● Goal
Copy every line of the records below verbatim.
╭─ Extracted information
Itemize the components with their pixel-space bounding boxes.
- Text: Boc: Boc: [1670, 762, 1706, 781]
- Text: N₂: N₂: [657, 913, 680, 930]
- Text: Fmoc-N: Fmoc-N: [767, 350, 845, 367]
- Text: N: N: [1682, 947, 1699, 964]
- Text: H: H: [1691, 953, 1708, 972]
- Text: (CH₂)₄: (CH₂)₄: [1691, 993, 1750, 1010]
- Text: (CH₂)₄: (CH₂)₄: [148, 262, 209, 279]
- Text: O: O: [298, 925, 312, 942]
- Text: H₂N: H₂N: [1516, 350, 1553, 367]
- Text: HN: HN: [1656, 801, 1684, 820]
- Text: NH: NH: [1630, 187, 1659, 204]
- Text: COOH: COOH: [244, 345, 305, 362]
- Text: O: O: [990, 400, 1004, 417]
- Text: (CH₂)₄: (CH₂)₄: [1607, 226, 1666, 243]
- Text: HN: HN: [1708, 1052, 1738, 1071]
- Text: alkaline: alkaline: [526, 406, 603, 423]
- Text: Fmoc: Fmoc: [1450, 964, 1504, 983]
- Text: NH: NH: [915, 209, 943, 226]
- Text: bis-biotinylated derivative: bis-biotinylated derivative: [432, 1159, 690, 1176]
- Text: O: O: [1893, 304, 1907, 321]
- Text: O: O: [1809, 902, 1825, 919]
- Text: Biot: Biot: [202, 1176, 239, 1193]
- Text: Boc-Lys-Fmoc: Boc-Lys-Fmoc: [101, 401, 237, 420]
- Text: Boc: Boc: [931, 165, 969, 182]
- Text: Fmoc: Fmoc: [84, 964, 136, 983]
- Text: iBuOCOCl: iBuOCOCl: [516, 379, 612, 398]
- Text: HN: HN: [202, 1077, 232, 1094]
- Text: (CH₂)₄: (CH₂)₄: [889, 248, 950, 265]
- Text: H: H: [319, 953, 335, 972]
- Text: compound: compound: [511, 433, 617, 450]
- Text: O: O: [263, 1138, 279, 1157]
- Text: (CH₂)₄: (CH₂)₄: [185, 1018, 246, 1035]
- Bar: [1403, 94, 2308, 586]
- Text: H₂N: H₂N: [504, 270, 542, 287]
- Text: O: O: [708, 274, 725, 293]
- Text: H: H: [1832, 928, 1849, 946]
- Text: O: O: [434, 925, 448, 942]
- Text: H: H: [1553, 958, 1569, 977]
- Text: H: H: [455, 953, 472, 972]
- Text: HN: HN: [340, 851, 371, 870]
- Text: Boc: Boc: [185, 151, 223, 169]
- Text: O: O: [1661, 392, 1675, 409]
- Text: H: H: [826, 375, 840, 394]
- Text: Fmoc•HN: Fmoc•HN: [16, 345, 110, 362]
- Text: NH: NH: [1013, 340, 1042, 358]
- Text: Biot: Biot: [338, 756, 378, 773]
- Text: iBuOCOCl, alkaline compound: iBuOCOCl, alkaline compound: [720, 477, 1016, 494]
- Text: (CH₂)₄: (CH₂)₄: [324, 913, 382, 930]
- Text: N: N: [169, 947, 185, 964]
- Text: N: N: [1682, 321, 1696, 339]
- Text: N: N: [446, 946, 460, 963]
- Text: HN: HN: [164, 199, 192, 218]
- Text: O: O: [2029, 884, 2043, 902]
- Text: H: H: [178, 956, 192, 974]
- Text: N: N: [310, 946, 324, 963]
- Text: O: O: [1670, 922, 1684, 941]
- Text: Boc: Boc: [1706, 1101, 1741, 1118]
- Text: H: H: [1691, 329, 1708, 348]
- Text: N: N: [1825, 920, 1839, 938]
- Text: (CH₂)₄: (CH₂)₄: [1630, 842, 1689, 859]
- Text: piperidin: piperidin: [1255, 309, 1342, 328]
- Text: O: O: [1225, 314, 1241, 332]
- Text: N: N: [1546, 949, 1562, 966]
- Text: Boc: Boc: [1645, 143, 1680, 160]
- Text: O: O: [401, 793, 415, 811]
╰─
● Output for this task
Itemize the components with their pixel-space bounding boxes.
- Text: Boc: Boc: [1670, 762, 1706, 781]
- Text: N₂: N₂: [657, 913, 680, 930]
- Text: Fmoc-N: Fmoc-N: [767, 350, 845, 367]
- Text: N: N: [1682, 947, 1699, 964]
- Text: H: H: [1691, 953, 1708, 972]
- Text: (CH₂)₄: (CH₂)₄: [1691, 993, 1750, 1010]
- Text: (CH₂)₄: (CH₂)₄: [148, 262, 209, 279]
- Text: O: O: [298, 925, 312, 942]
- Text: H₂N: H₂N: [1516, 350, 1553, 367]
- Text: HN: HN: [1656, 801, 1684, 820]
- Text: NH: NH: [1630, 187, 1659, 204]
- Text: COOH: COOH: [244, 345, 305, 362]
- Text: O: O: [990, 400, 1004, 417]
- Text: (CH₂)₄: (CH₂)₄: [1607, 226, 1666, 243]
- Text: HN: HN: [1708, 1052, 1738, 1071]
- Text: alkaline: alkaline: [526, 406, 603, 423]
- Text: Fmoc: Fmoc: [1450, 964, 1504, 983]
- Text: NH: NH: [915, 209, 943, 226]
- Text: bis-biotinylated derivative: bis-biotinylated derivative: [432, 1159, 690, 1176]
- Text: O: O: [1893, 304, 1907, 321]
- Text: O: O: [1809, 902, 1825, 919]
- Text: Biot: Biot: [202, 1176, 239, 1193]
- Text: Boc-Lys-Fmoc: Boc-Lys-Fmoc: [101, 401, 237, 420]
- Text: Boc: Boc: [931, 165, 969, 182]
- Text: Fmoc: Fmoc: [84, 964, 136, 983]
- Text: iBuOCOCl: iBuOCOCl: [516, 379, 612, 398]
- Text: HN: HN: [202, 1077, 232, 1094]
- Text: (CH₂)₄: (CH₂)₄: [889, 248, 950, 265]
- Text: H: H: [319, 953, 335, 972]
- Text: compound: compound: [511, 433, 617, 450]
- Text: O: O: [263, 1138, 279, 1157]
- Text: (CH₂)₄: (CH₂)₄: [185, 1018, 246, 1035]
- Bar: [1403, 94, 2308, 586]
- Text: H₂N: H₂N: [504, 270, 542, 287]
- Text: O: O: [708, 274, 725, 293]
- Text: H: H: [1832, 928, 1849, 946]
- Text: O: O: [434, 925, 448, 942]
- Text: H: H: [1553, 958, 1569, 977]
- Text: H: H: [455, 953, 472, 972]
- Text: HN: HN: [340, 851, 371, 870]
- Text: Boc: Boc: [185, 151, 223, 169]
- Text: O: O: [1661, 392, 1675, 409]
- Text: H: H: [826, 375, 840, 394]
- Text: Fmoc•HN: Fmoc•HN: [16, 345, 110, 362]
- Text: NH: NH: [1013, 340, 1042, 358]
- Text: Biot: Biot: [338, 756, 378, 773]
- Text: iBuOCOCl, alkaline compound: iBuOCOCl, alkaline compound: [720, 477, 1016, 494]
- Text: (CH₂)₄: (CH₂)₄: [324, 913, 382, 930]
- Text: N: N: [169, 947, 185, 964]
- Text: N: N: [1682, 321, 1696, 339]
- Text: N: N: [446, 946, 460, 963]
- Text: HN: HN: [164, 199, 192, 218]
- Text: O: O: [2029, 884, 2043, 902]
- Text: H: H: [178, 956, 192, 974]
- Text: N: N: [310, 946, 324, 963]
- Text: O: O: [1670, 922, 1684, 941]
- Text: Boc: Boc: [1706, 1101, 1741, 1118]
- Text: H: H: [1691, 329, 1708, 348]
- Text: N: N: [1825, 920, 1839, 938]
- Text: (CH₂)₄: (CH₂)₄: [1630, 842, 1689, 859]
- Text: piperidin: piperidin: [1255, 309, 1342, 328]
- Text: O: O: [1225, 314, 1241, 332]
- Text: N: N: [1546, 949, 1562, 966]
- Text: Boc: Boc: [1645, 143, 1680, 160]
- Text: O: O: [401, 793, 415, 811]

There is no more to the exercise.